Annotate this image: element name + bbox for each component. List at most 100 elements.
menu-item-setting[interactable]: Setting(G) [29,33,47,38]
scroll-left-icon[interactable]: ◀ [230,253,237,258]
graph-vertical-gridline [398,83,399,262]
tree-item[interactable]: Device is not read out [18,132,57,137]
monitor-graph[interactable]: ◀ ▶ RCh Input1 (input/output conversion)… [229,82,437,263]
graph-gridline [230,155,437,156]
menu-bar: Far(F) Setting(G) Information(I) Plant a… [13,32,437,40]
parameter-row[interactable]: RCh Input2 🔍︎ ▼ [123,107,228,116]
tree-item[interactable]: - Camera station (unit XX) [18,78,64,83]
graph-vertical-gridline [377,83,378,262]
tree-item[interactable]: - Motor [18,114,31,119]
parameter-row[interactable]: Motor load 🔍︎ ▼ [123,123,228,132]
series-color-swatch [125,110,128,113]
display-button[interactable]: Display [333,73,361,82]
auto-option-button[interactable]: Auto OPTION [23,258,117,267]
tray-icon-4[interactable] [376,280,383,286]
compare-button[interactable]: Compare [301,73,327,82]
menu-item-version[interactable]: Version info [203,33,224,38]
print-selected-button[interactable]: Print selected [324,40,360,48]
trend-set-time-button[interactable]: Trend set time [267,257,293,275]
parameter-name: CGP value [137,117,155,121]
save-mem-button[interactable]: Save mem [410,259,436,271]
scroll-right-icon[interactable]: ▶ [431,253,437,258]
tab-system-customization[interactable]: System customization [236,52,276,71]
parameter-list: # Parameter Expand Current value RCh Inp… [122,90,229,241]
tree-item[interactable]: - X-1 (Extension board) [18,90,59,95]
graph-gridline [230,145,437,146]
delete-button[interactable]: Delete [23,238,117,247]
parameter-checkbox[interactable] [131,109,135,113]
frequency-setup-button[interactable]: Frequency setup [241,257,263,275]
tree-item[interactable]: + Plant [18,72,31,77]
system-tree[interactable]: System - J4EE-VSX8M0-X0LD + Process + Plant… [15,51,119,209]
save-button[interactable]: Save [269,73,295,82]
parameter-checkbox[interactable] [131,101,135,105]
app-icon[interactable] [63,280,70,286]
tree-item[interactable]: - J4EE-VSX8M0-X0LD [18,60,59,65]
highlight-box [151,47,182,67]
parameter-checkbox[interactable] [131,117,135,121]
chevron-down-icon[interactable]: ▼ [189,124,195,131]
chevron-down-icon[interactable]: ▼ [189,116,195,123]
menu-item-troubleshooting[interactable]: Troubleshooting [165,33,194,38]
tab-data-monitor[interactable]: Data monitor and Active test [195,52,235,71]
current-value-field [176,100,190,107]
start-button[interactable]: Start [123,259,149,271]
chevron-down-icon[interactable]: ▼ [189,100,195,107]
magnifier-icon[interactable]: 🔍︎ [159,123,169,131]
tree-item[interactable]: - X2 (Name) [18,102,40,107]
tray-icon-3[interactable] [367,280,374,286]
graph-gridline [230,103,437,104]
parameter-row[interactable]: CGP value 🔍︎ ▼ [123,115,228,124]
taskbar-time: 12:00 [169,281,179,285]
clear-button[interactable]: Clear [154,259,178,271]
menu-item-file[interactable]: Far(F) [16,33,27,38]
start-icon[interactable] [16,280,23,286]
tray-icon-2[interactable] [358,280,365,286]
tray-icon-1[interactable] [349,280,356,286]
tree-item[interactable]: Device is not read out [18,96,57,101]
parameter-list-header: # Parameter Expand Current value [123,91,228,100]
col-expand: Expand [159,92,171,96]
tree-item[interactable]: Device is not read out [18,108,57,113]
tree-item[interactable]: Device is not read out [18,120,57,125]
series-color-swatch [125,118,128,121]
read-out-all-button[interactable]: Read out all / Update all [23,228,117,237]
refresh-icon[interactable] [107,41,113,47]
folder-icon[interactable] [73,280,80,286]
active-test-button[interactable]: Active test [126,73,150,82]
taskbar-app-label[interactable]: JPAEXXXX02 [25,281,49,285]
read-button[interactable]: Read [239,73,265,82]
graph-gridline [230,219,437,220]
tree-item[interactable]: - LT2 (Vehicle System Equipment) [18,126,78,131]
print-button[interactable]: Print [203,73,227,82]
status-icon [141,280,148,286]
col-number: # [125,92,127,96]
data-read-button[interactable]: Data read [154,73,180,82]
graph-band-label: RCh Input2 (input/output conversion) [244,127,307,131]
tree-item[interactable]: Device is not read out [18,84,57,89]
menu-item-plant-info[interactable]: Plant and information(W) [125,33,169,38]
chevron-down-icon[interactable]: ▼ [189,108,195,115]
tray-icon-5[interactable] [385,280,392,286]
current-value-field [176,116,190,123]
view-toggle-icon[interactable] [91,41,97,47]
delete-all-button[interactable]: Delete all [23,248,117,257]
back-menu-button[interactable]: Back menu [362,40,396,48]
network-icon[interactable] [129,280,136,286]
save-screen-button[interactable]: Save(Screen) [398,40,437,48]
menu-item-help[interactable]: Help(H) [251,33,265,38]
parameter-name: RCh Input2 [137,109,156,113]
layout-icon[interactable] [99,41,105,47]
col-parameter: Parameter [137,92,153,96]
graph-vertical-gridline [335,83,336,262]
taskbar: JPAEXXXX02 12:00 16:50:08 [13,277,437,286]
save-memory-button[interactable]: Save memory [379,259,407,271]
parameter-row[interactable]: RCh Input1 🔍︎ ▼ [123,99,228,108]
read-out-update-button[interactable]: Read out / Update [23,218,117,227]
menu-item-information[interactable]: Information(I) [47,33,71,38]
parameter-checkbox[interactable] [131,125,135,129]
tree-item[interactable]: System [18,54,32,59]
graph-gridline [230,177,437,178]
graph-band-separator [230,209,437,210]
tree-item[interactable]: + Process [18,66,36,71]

§

- [The request] Rewrite these lines, substituting "tree-node" for every occurrence of "tree-item" and keeping everything else unchanged.

- [Final answer]
Annotate this image: element name + bbox for each component. List at most 100 elements.
menu-item-setting[interactable]: Setting(G) [29,33,47,38]
scroll-left-icon[interactable]: ◀ [230,253,237,258]
graph-vertical-gridline [398,83,399,262]
tree-node[interactable]: Device is not read out [18,132,57,137]
monitor-graph[interactable]: ◀ ▶ RCh Input1 (input/output conversion)… [229,82,437,263]
graph-gridline [230,155,437,156]
menu-bar: Far(F) Setting(G) Information(I) Plant a… [13,32,437,40]
parameter-row[interactable]: RCh Input2 🔍︎ ▼ [123,107,228,116]
tree-node[interactable]: - Camera station (unit XX) [18,78,64,83]
graph-vertical-gridline [377,83,378,262]
tree-node[interactable]: - Motor [18,114,31,119]
parameter-row[interactable]: Motor load 🔍︎ ▼ [123,123,228,132]
series-color-swatch [125,110,128,113]
display-button[interactable]: Display [333,73,361,82]
auto-option-button[interactable]: Auto OPTION [23,258,117,267]
tray-icon-4[interactable] [376,280,383,286]
compare-button[interactable]: Compare [301,73,327,82]
menu-item-version[interactable]: Version info [203,33,224,38]
print-selected-button[interactable]: Print selected [324,40,360,48]
trend-set-time-button[interactable]: Trend set time [267,257,293,275]
parameter-name: CGP value [137,117,155,121]
save-mem-button[interactable]: Save mem [410,259,436,271]
scroll-right-icon[interactable]: ▶ [431,253,437,258]
tab-system-customization[interactable]: System customization [236,52,276,71]
parameter-list: # Parameter Expand Current value RCh Inp… [122,90,229,241]
tree-node[interactable]: - X-1 (Extension board) [18,90,59,95]
graph-gridline [230,145,437,146]
delete-button[interactable]: Delete [23,238,117,247]
parameter-checkbox[interactable] [131,109,135,113]
frequency-setup-button[interactable]: Frequency setup [241,257,263,275]
tree-node[interactable]: + Plant [18,72,31,77]
system-tree[interactable]: System - J4EE-VSX8M0-X0LD + Process + Plant… [15,51,119,209]
save-button[interactable]: Save [269,73,295,82]
parameter-checkbox[interactable] [131,101,135,105]
app-icon[interactable] [63,280,70,286]
tree-node[interactable]: - J4EE-VSX8M0-X0LD [18,60,59,65]
highlight-box [151,47,182,67]
parameter-checkbox[interactable] [131,117,135,121]
chevron-down-icon[interactable]: ▼ [189,124,195,131]
chevron-down-icon[interactable]: ▼ [189,116,195,123]
menu-item-troubleshooting[interactable]: Troubleshooting [165,33,194,38]
tab-data-monitor[interactable]: Data monitor and Active test [195,52,235,71]
current-value-field [176,100,190,107]
start-button[interactable]: Start [123,259,149,271]
chevron-down-icon[interactable]: ▼ [189,100,195,107]
magnifier-icon[interactable]: 🔍︎ [159,123,169,131]
tree-node[interactable]: - X2 (Name) [18,102,40,107]
tray-icon-3[interactable] [367,280,374,286]
graph-gridline [230,103,437,104]
parameter-row[interactable]: CGP value 🔍︎ ▼ [123,115,228,124]
taskbar-time: 12:00 [169,281,179,285]
clear-button[interactable]: Clear [154,259,178,271]
menu-item-file[interactable]: Far(F) [16,33,27,38]
start-icon[interactable] [16,280,23,286]
tray-icon-2[interactable] [358,280,365,286]
tray-icon-1[interactable] [349,280,356,286]
tree-node[interactable]: Device is not read out [18,96,57,101]
parameter-list-header: # Parameter Expand Current value [123,91,228,100]
col-expand: Expand [159,92,171,96]
tree-node[interactable]: Device is not read out [18,108,57,113]
tree-node[interactable]: Device is not read out [18,120,57,125]
series-color-swatch [125,118,128,121]
read-out-all-button[interactable]: Read out all / Update all [23,228,117,237]
refresh-icon[interactable] [107,41,113,47]
folder-icon[interactable] [73,280,80,286]
active-test-button[interactable]: Active test [126,73,150,82]
taskbar-app-label[interactable]: JPAEXXXX02 [25,281,49,285]
read-button[interactable]: Read [239,73,265,82]
graph-gridline [230,219,437,220]
tree-node[interactable]: - LT2 (Vehicle System Equipment) [18,126,78,131]
print-button[interactable]: Print [203,73,227,82]
status-icon [141,280,148,286]
col-number: # [125,92,127,96]
data-read-button[interactable]: Data read [154,73,180,82]
graph-band-label: RCh Input2 (input/output conversion) [244,127,307,131]
tree-node[interactable]: Device is not read out [18,84,57,89]
menu-item-plant-info[interactable]: Plant and information(W) [125,33,169,38]
chevron-down-icon[interactable]: ▼ [189,108,195,115]
tray-icon-5[interactable] [385,280,392,286]
current-value-field [176,116,190,123]
view-toggle-icon[interactable] [91,41,97,47]
delete-all-button[interactable]: Delete all [23,248,117,257]
back-menu-button[interactable]: Back menu [362,40,396,48]
network-icon[interactable] [129,280,136,286]
save-screen-button[interactable]: Save(Screen) [398,40,437,48]
menu-item-help[interactable]: Help(H) [251,33,265,38]
parameter-name: RCh Input2 [137,109,156,113]
layout-icon[interactable] [99,41,105,47]
col-parameter: Parameter [137,92,153,96]
graph-vertical-gridline [335,83,336,262]
taskbar: JPAEXXXX02 12:00 16:50:08 [13,277,437,286]
save-memory-button[interactable]: Save memory [379,259,407,271]
parameter-row[interactable]: RCh Input1 🔍︎ ▼ [123,99,228,108]
read-out-update-button[interactable]: Read out / Update [23,218,117,227]
menu-item-information[interactable]: Information(I) [47,33,71,38]
parameter-checkbox[interactable] [131,125,135,129]
tree-node[interactable]: System [18,54,32,59]
graph-gridline [230,177,437,178]
graph-band-separator [230,209,437,210]
tree-node[interactable]: + Process [18,66,36,71]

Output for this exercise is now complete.